• LISTA DE TAREFAS:
(a) Reescreva o trecho do texto sobre Best de "E isso seria" a "campo algo óbvio.", trocando "champagne" por "vinho".
(b) Prossiga o texto sobre Best a partir do ponto em que ele termina.

• TEXTO DE LEITURA:
------------------------------------

O clube de Old Trafford só voltaria a tocar o céu da Europa em 1999, em que aqueles três minutos finais enlouqueceram o Bayern Munique, com Schmeichel na área contrária, Beckham a marcar cantos e Sheringham e Solskjaer a darem uma glória capaz de igualar Alex Feguson a Matt Busby.

Além disso, Matt Busby, após 24 anos ao comando do clube, abandonava o barco. Haveria de voltar no ano seguinte, mas de passagem e novas glórias europeias pareciam cada vez mais impossível.

E isso seria o passo para a perdição de Best. A ânsia de se afirmar como o melhor, o desejo de continuar a vencer levou-o a ter de lidar com uma pressão que sentia não ser capaz de tornear, de vencer. Por isso, nada melhor que abafar essas preocupações, essas dores, com noites demasiado longas e em branco regadas pelo champagne do mais exclusivo e belas mulheres. Com isso, o rendimento em campo decaía, as idas aos treinos deixavam de ser uma certeza e o descontrolo emocional em campo algo óbvio.

------------------------------------

• MATERIAL DE CONSULTA:
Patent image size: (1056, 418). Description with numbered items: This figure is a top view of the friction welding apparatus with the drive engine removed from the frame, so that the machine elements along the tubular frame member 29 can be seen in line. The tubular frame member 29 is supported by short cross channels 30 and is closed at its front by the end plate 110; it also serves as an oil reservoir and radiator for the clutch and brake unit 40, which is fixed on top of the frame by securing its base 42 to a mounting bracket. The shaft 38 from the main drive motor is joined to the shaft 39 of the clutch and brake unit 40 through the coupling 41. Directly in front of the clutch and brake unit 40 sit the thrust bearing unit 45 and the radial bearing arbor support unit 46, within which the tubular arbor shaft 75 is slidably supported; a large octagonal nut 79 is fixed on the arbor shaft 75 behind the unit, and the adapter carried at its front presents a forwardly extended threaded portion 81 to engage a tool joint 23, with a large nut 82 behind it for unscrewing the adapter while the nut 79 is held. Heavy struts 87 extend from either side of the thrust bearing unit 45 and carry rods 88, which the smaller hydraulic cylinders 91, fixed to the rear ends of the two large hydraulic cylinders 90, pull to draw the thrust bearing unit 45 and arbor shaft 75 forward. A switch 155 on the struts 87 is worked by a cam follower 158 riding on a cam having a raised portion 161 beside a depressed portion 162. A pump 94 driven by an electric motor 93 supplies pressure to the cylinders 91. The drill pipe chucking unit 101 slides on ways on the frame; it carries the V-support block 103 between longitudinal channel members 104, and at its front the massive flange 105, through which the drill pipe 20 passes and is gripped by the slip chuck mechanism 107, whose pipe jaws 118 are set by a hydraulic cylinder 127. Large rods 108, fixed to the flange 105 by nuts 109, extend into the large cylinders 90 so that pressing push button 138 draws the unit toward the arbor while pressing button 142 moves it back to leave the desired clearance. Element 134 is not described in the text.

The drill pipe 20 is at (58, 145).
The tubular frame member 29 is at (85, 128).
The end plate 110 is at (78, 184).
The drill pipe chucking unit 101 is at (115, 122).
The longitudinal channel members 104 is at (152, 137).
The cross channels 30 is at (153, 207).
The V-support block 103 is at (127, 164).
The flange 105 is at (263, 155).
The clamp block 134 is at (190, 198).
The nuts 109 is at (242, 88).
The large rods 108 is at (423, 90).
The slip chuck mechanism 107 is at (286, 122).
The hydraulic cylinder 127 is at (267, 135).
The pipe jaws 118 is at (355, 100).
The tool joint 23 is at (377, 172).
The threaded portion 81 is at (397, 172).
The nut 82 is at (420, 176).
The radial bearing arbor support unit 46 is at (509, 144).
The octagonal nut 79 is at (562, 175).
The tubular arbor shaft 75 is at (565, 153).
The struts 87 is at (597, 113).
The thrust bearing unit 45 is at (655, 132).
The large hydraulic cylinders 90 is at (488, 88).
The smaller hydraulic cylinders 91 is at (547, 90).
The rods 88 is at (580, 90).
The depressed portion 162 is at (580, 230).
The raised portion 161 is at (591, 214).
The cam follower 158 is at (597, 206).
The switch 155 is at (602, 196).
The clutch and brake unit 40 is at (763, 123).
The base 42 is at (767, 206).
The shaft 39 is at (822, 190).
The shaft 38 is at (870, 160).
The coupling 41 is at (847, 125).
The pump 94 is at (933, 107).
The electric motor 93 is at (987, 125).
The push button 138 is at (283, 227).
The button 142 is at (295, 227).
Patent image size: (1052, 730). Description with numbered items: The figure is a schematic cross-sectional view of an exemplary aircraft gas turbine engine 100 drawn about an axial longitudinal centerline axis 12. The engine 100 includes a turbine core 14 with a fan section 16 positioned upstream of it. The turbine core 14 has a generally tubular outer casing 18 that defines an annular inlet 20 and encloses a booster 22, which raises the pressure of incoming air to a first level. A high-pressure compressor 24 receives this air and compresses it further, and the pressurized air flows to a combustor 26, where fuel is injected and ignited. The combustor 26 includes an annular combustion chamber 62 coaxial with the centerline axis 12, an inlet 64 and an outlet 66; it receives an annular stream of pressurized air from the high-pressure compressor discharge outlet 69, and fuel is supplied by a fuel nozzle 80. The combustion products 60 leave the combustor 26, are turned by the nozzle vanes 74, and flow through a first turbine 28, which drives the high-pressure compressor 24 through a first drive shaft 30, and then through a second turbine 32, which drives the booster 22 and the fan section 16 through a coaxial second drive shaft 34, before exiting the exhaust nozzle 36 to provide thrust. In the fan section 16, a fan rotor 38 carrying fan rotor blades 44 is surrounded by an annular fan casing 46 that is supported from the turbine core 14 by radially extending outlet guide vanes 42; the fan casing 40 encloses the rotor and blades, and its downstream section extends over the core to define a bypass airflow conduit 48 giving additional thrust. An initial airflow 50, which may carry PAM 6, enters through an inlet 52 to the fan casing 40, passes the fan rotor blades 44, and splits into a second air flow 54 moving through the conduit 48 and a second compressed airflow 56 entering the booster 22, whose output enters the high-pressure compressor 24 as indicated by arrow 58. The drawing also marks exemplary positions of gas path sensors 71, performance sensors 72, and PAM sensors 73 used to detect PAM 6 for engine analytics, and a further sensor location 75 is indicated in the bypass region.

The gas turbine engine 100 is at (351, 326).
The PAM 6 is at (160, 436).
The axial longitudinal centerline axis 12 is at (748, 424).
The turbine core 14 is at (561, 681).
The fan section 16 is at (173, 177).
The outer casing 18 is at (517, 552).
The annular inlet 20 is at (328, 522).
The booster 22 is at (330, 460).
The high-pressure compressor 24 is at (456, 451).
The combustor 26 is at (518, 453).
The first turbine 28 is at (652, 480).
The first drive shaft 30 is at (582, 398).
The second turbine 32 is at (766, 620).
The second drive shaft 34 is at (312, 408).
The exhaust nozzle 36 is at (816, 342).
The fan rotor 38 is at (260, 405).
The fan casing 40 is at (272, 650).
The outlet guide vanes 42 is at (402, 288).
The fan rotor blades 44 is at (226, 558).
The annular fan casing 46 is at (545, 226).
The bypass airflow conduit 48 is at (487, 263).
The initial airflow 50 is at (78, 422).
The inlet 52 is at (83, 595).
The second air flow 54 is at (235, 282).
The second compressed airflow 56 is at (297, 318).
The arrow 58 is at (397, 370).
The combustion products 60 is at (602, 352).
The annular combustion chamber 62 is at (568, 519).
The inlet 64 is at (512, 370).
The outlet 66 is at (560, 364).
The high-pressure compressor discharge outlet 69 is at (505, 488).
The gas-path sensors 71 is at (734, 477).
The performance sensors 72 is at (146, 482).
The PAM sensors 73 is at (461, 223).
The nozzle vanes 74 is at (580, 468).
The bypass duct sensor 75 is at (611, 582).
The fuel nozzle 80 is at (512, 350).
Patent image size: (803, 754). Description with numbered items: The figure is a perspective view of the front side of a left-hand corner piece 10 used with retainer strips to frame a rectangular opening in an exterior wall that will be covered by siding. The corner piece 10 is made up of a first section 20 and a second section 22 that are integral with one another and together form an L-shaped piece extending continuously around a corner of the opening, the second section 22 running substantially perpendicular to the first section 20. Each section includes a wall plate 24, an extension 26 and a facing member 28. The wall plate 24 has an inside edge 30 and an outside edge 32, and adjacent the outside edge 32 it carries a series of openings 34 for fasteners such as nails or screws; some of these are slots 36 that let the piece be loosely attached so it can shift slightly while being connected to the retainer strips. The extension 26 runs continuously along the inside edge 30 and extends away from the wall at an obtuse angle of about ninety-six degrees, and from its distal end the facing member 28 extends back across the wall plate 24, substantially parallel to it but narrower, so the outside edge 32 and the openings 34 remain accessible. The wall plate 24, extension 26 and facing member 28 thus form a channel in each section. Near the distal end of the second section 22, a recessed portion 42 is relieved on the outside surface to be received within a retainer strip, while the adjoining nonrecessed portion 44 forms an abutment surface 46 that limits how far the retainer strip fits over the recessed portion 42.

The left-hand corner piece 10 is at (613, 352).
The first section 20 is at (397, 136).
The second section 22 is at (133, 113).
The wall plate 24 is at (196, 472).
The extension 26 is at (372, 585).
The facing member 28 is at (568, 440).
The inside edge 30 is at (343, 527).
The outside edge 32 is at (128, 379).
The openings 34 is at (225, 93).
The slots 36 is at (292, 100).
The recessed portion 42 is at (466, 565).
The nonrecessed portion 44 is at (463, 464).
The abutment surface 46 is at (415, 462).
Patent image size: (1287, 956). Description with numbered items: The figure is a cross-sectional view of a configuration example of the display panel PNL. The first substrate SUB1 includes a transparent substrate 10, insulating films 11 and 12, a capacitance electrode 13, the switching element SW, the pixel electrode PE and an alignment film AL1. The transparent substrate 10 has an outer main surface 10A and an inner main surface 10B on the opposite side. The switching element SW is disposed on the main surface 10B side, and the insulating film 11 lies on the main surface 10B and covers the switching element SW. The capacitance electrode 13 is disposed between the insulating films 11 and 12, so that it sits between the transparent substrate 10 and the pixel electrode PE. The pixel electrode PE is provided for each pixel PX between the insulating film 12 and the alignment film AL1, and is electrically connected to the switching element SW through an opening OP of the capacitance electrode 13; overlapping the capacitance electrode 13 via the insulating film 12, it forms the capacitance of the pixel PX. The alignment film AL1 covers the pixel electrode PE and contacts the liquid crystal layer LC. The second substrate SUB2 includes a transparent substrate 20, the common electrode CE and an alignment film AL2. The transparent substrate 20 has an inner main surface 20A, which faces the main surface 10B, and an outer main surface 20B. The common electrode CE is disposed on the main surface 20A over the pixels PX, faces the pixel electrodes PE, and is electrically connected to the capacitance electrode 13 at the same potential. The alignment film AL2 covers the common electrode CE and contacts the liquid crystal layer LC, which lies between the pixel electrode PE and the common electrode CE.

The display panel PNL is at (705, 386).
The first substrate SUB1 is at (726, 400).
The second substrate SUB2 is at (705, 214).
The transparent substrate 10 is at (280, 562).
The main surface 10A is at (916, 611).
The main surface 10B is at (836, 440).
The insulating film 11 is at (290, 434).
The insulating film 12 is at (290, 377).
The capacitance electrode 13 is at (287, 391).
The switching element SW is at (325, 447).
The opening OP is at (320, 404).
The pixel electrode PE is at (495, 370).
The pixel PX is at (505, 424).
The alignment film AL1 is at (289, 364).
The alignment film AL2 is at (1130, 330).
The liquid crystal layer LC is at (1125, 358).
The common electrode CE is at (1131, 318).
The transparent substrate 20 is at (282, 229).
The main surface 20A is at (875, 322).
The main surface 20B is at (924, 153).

------------------------------------

• RESPOSTAS DO EXERCÍCIO:
(a)
E isso seria o passo para a perdição de Best. A ânsia de se afirmar como o melhor, o desejo de continuar a vencer levou-o a ter de lidar com uma pressão que sentia não ser capaz de tornear, de vencer. Por isso, nada melhor que abafar essas preocupações, essas dores, com noites demasiado longas e em branco regadas pelo vinho do mais exclusivo e belas mulheres. Com isso, o rendimento em campo decaía, as idas aos treinos deixavam de ser uma certeza e o descontrolo emocional em campo algo óbvio.

(b)
Porém, seria também isso que tornaria Best lendário. A capacidade de conjugar a indisciplina com o génio. O que dizer daquela vez que após ter sido expulso num derby com o City, após reclamar uma grande penalidade não assinalada e por isso atirar um punhado de relva ao árbitro foi suspenso por seis semanas? Após o cumprimento do castigo e ter sido premiado com uma surpreendente titularidade frente ao Northampton, a promessa de marcar um golo por cada semana de castigo. Todos se riram…porém, no final da contenda o placard apresentava um resultado de seis bolas a zero para o clube de George… com seis golos do homem que, nesse dia, foi mesmo The Best!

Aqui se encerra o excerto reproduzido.